*AIM*. Write out the whole listing exactly as it stands.
--- START DATA ENTRIES ---
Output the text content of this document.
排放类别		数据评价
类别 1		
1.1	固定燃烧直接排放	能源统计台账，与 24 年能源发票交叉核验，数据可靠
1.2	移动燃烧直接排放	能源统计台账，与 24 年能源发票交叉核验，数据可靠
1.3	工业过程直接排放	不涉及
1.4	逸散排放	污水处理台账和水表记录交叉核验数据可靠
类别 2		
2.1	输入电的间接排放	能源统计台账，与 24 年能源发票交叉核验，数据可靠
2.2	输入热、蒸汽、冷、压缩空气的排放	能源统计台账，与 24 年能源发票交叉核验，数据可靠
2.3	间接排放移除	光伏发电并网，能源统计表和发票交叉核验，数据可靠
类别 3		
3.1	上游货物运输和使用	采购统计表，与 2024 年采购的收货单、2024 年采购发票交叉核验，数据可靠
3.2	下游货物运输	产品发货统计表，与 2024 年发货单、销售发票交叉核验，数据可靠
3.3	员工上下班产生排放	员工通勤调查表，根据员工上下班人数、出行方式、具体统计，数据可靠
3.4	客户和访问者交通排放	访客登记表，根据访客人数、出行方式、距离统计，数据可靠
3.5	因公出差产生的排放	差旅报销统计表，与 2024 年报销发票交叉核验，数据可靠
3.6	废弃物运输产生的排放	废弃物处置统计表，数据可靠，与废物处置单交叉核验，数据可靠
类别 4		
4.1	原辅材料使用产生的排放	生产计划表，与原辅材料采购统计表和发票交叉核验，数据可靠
--- END DATA ENTRIES ---
*TASK RESULT*.
Output the text content of this document.
排放类别		数据评价
类别 1		
1.1	固定燃烧直接排放	能源统计台账，与 24 年能源发票交叉核验，数据可靠
1.2	移动燃烧直接排放	能源统计台账，与 24 年能源发票交叉核验，数据可靠
1.3	工业过程直接排放	不涉及
1.4	逸散排放	污水处理台账和水表记录交叉核验数据可靠
类别 2		
2.1	输入电的间接排放	能源统计台账，与 24 年能源发票交叉核验，数据可靠
2.2	输入热、蒸汽、冷、压缩空气的排放	能源统计台账，与 24 年能源发票交叉核验，数据可靠
2.3	间接排放移除	光伏发电并网，能源统计表和发票交叉核验，数据可靠
类别 3		
3.1	上游货物运输和使用	采购统计表，与 2024 年采购的收货单、2024 年采购发票交叉核验，数据可靠
3.2	下游货物运输	产品发货统计表，与 2024 年发货单、销售发票交叉核验，数据可靠
3.3	员工上下班产生排放	员工通勤调查表，根据员工上下班人数、出行方式、具体统计，数据可靠
3.4	客户和访问者交通排放	访客登记表，根据访客人数、出行方式、距离统计，数据可靠
3.5	因公出差产生的排放	差旅报销统计表，与 2024 年报销发票交叉核验，数据可靠
3.6	废弃物运输产生的排放	废弃物处置统计表，数据可靠，与废物处置单交叉核验，数据可靠
类别 4		
4.1	原辅材料使用产生的排放	生产计划表，与原辅材料采购统计表和发票交叉核验，数据可靠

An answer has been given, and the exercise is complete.